| Text for analysis |
October is the last month of the year to see butterflies in any numbers. What can be seen is even more crucially weather dependent, but this year’s October has seen some exceptionally warm weather, with some good abundance figures for the time of year.
We are seeing some unseasonable behaviour. On 14/10/2023 I observed a courtship flight by a Red Admiral pair, and it appeared destined to culminate in mating. The gentle fluttering flight used by both sexes is a sign of female cooperation in this butterfly, and if the pair remained in the lane instead of slipping quietly into an adjoining field, probably to seek shelter from the stiff north-west breeze, I feel sure that I would have observed their pairing.
I have never seen the Red Admiral behave like this in autumn in Ireland, so perhaps we are seeing the species beginning to stay put, even 33km inland, rather than migrating south, the situation that traditionally applies in Ireland. Since the turn of this century, coastal breeding in two areas (Howth, Dublin and Ravenwood, Wexford) during late autumn has been recorded, but not inland, where the colder conditions destroy the Common Nettle.
Painted Ladies were still being seen, inland and on the coast. Like their relatives, their main and probably only nectar source in many areas is our Common Ivy. While they remain, we are holding on to the memories of summer.
Another feature of change that has extended the pleasure of seeing butterflies deeper into autumn is the spread of the Comma, and its ability to produce a second generation in Ireland, a generation that hatches from the pupa in September and October.
This lovely addition to our butterfly fauna can be seen sunning its gleaming orange-red wings on shiny bramble and ivy leaves, feeding on their fruit and flowers respectively. After the feeding is complete, the Comma hides itself in dense wooded cover until spring’s rays warm it to action.
In some woods, a dozen or more will be found in March feeding on a flowering Grey Willow. Slightly later, dandelion comes on stream. By the time this occurs, the males are defending territories and seeking passing females.
What is much less visible is the activities of moth and butterfly caterpillars, many of them still busily feeding before colder weather pauses their activity. Autumn moths are still in flight, such as the Merveille du Jour pictured here. Last weekend I had 19 moth species in my garden trap, a good showing for October, but the night I trapped was very mild.
At this time of the year, sunny, sheltered south-facing hedges containing flowering ivy are the best places to look for butterfly life. In a week or so, even these places will hold little evidence of a fine summer for many of our butterflies, leaving us with our memories but also our hopes for next spring.

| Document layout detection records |

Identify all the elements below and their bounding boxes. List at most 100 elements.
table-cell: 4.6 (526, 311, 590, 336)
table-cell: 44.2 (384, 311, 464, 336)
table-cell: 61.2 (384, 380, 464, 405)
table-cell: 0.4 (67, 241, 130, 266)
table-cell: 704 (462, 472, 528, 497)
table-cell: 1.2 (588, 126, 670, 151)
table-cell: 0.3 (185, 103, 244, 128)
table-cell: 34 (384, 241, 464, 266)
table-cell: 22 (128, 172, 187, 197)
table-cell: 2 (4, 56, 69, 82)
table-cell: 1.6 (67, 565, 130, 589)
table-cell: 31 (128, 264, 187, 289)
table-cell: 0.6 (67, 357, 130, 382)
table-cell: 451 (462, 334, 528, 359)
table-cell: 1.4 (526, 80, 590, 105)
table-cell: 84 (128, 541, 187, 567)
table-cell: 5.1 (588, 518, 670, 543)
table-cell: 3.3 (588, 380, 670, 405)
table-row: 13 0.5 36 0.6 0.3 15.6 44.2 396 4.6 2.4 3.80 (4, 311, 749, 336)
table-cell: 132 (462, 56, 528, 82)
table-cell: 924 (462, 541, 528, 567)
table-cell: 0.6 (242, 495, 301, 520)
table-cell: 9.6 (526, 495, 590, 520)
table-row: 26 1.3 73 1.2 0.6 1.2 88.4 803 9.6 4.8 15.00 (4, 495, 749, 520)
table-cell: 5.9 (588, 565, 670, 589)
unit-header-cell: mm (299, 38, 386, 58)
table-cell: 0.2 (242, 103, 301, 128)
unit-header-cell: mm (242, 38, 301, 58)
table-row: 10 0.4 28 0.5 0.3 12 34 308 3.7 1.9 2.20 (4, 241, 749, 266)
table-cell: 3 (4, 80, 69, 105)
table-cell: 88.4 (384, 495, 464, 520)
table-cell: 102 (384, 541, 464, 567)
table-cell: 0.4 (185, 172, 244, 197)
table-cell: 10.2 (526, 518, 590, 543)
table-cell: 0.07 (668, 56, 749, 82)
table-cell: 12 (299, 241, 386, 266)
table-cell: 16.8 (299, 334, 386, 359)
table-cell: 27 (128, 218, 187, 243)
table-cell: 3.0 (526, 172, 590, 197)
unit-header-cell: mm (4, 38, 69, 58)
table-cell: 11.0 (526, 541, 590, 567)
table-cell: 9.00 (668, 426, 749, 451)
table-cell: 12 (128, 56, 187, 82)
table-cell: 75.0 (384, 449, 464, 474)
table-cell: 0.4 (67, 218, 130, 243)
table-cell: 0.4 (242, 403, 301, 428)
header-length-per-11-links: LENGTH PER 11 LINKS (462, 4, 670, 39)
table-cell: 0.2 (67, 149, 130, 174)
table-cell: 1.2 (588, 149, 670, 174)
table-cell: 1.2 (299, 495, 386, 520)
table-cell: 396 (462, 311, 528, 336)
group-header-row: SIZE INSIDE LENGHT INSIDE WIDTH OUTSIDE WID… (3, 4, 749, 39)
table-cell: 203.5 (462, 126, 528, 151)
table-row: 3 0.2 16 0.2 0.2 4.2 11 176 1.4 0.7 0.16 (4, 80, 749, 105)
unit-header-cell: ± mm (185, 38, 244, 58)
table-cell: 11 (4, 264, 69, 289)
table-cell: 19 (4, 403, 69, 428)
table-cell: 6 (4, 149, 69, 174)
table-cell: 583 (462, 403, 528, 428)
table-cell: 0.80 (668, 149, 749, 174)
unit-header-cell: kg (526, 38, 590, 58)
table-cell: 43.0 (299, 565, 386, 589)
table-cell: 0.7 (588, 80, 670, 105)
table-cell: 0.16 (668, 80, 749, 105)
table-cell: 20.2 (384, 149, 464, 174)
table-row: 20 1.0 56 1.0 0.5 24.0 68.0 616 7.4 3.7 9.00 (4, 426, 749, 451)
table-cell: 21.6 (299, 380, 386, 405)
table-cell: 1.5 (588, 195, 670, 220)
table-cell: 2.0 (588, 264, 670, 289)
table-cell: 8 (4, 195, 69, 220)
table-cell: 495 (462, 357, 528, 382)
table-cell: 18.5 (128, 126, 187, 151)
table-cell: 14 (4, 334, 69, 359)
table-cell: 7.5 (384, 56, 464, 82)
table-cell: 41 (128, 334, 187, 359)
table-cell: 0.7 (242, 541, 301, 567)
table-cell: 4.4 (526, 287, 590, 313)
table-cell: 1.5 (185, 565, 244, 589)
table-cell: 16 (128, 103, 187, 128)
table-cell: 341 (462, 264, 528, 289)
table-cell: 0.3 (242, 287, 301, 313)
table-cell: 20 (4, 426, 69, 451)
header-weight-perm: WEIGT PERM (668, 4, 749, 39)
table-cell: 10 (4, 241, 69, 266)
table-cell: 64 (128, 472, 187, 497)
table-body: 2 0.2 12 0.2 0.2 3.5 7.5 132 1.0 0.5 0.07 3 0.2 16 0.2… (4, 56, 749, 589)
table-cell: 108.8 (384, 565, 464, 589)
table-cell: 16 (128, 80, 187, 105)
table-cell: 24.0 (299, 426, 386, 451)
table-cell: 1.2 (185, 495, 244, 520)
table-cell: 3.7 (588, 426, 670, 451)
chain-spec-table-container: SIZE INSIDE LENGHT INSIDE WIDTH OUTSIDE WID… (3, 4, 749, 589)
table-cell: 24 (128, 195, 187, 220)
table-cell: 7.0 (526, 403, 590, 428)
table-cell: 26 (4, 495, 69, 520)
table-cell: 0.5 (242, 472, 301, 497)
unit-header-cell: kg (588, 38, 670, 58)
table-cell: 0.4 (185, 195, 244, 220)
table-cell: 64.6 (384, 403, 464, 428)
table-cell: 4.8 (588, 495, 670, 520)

| Instructions |
1. According to the October butterfly text, what is the main and probably only nectar source for Painted Ladies in many areas?
2. Please summarize the October butterfly text in two sentences.
3. Copy the October butterfly text word for word from "We are seeing some" to "observed their pairing.".
Answer from the October butterfly text alone, setting the records aside.

| Results |
1. Common Ivy.

2. An exceptionally warm October has brought good butterfly numbers and unseasonable behavior, including a Red Admiral courtship flight inland that suggests the species may be starting to stay in Ireland rather than migrate south. Painted Ladies are still being seen, the spreading Comma now produces a second generation that hatches in September and October, and autumn moths are still flying, though sheltered south-facing hedges with flowering ivy will soon hold little butterfly life.

3.
We are seeing some unseasonable behaviour. On 14/10/2023 I observed a courtship flight by a Red Admiral pair, and it appeared destined to culminate in mating. The gentle fluttering flight used by both sexes is a sign of female cooperation in this butterfly, and if the pair remained in the lane instead of slipping quietly into an adjoining field, probably to seek shelter from the stiff north-west breeze, I feel sure that I would have observed their pairing.